Stored items from a collection
- - - -

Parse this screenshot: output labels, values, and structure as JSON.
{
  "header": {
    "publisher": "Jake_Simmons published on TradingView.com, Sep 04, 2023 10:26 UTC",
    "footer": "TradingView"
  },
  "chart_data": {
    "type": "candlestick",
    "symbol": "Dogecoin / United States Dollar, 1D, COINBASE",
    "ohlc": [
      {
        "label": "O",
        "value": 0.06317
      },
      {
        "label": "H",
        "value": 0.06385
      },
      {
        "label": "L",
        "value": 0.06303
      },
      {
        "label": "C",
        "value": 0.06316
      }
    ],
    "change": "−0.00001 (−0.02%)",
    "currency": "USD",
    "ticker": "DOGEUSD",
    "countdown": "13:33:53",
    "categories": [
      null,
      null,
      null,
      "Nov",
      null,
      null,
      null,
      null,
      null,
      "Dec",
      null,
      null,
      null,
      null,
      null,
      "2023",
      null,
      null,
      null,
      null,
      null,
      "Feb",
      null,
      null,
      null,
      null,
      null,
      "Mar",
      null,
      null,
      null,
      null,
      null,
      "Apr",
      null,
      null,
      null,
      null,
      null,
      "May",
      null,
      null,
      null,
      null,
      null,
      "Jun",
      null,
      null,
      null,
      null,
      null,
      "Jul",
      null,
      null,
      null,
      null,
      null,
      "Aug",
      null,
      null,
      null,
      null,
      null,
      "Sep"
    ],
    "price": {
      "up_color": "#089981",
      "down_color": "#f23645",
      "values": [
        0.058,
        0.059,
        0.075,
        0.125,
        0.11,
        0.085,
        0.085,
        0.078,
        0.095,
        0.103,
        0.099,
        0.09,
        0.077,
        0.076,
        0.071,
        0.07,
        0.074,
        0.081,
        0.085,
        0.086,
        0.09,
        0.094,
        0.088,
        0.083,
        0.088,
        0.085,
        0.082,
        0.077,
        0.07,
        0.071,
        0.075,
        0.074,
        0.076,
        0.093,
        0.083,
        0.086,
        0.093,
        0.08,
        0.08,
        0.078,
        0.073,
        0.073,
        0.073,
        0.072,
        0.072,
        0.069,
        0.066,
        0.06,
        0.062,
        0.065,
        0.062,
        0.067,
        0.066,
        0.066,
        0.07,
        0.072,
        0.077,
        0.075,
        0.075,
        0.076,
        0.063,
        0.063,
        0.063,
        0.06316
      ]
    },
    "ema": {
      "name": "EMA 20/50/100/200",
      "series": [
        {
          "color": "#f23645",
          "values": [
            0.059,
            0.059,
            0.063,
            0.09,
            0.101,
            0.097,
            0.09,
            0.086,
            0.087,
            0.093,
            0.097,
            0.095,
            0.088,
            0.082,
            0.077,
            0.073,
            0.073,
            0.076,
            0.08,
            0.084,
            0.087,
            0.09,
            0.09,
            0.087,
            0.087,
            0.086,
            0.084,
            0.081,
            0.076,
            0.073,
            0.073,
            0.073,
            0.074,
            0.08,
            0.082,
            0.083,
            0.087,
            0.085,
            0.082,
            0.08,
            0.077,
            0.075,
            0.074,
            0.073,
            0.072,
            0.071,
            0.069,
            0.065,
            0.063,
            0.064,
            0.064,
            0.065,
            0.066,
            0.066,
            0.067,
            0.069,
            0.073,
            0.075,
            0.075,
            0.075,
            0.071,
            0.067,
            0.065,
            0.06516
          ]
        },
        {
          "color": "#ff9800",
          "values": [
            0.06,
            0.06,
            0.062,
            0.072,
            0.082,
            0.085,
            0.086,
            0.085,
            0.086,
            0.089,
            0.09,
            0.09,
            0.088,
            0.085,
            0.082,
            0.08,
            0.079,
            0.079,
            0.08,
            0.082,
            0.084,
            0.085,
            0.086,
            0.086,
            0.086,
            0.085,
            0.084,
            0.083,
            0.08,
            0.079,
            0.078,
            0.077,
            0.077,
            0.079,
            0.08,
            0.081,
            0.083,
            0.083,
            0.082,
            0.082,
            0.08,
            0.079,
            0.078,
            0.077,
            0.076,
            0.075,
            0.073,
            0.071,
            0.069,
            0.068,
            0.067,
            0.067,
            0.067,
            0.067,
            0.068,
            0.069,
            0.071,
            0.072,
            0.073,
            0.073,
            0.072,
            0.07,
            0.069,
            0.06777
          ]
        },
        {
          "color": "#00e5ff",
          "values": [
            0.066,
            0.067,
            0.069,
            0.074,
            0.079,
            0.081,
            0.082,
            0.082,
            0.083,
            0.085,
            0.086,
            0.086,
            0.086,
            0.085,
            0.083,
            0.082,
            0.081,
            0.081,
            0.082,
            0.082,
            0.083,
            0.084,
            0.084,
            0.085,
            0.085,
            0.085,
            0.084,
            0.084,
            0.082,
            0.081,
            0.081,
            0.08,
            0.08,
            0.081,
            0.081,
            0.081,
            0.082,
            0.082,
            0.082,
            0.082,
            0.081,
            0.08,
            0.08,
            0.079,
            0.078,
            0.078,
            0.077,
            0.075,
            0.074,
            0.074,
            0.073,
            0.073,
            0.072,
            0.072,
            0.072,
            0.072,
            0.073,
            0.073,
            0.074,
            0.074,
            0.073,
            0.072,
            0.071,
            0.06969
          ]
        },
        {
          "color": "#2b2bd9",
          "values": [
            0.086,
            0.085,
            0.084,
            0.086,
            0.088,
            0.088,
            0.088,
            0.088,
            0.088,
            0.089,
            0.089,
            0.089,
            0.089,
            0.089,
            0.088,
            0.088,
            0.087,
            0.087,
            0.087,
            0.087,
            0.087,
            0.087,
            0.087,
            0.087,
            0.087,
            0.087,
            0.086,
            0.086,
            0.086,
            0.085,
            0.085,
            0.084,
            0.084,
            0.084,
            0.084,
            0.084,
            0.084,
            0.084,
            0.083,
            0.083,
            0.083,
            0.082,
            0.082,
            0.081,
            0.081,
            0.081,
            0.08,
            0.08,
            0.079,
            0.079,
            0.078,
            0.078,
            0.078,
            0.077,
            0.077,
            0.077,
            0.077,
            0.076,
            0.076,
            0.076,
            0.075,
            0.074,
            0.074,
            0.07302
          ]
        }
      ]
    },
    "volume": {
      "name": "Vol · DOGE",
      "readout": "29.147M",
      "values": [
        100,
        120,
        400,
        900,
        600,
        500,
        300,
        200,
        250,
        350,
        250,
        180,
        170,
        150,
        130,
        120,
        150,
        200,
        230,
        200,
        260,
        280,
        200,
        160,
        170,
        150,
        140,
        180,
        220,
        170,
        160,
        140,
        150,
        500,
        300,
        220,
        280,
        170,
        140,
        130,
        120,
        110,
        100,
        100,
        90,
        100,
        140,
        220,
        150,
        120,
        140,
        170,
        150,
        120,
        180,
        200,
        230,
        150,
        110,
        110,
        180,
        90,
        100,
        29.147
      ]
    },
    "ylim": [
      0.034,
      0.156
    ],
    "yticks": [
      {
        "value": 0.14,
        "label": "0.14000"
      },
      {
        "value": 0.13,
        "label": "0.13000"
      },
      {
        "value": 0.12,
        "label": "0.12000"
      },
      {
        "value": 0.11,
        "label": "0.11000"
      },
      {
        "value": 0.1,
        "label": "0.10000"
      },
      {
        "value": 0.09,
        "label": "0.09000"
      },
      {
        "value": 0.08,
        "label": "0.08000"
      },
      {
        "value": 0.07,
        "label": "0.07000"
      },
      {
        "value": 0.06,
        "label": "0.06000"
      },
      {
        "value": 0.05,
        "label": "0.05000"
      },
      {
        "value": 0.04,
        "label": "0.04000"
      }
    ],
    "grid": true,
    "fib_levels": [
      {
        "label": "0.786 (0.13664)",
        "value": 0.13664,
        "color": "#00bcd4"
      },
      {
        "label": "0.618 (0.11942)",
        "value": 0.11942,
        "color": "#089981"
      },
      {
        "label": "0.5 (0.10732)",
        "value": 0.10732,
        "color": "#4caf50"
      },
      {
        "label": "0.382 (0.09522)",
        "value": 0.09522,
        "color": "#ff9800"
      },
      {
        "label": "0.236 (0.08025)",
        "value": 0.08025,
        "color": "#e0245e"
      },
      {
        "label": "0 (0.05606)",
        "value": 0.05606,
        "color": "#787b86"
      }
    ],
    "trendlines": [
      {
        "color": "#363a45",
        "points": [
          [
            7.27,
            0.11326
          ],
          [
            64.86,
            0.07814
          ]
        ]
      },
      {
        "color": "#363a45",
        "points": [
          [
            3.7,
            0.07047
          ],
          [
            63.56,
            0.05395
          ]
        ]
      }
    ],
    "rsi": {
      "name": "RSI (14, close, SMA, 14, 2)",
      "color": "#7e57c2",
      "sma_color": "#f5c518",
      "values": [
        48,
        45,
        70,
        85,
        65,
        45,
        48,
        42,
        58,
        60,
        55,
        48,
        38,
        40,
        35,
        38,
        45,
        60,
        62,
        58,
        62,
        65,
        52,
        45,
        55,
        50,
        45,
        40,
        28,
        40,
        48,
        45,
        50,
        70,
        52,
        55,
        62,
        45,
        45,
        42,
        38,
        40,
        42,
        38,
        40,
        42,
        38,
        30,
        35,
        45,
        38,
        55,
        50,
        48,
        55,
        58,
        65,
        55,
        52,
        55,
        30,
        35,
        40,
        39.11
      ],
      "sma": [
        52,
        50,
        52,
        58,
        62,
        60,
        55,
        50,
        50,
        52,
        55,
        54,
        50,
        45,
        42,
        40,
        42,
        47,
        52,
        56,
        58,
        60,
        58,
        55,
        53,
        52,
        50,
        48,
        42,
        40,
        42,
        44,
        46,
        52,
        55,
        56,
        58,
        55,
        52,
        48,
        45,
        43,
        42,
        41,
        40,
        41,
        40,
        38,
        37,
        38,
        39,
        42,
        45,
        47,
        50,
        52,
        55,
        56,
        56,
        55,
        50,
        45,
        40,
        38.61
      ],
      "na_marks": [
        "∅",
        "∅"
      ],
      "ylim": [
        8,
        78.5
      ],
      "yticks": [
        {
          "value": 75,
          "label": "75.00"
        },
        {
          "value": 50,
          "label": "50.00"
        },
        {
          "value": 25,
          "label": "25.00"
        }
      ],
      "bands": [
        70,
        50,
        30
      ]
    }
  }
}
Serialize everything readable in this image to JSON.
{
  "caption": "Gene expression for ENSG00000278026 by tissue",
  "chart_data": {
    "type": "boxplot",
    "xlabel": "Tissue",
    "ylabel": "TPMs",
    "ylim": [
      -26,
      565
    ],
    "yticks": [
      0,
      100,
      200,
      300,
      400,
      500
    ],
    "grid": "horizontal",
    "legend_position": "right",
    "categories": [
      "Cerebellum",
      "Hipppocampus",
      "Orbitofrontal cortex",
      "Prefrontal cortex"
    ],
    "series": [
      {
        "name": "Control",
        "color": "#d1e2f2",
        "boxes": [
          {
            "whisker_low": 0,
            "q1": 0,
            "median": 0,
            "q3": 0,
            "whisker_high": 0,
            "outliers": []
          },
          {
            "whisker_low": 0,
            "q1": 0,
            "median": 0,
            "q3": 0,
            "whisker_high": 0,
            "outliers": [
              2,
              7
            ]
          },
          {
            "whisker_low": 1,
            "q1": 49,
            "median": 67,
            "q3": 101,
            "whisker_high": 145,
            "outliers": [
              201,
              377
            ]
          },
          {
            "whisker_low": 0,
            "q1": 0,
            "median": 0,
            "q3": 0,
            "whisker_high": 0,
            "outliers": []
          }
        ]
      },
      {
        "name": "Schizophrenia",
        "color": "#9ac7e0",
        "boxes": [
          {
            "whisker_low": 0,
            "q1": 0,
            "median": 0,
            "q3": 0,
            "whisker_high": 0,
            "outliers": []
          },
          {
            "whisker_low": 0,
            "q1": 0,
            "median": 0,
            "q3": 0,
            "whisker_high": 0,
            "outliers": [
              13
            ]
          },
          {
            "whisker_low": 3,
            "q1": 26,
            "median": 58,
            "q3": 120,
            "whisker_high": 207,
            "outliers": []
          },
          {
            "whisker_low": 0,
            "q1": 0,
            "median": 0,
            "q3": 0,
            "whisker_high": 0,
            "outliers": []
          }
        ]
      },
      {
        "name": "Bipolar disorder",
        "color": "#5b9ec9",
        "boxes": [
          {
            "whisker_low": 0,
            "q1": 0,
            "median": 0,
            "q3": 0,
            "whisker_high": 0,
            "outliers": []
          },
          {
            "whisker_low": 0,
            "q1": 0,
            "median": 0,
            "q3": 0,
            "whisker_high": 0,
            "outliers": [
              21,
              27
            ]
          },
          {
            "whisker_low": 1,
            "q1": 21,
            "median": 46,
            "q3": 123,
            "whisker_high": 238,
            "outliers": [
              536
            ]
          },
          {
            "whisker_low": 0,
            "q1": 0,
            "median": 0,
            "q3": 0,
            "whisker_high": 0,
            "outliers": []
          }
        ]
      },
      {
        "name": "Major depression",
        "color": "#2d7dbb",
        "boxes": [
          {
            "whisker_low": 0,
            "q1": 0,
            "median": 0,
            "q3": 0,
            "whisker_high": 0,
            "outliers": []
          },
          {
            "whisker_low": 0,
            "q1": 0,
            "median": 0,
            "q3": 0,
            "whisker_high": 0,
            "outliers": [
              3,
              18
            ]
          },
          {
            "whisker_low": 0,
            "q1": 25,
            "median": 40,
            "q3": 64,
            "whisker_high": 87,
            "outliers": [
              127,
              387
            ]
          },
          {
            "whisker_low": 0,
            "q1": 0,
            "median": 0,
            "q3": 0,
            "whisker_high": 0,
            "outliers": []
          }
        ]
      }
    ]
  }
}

- - - -

### Problem to work on
Return, from the data, each line that has the word "name" in it.

### Result for this exercise
      "name": "EMA 20/50/100/200",
      "name": "Vol · DOGE",
      "name": "RSI (14, close, SMA, 14, 2)",
        "name": "Control",
        "name": "Schizophrenia",
        "name": "Bipolar disorder",
        "name": "Major depression",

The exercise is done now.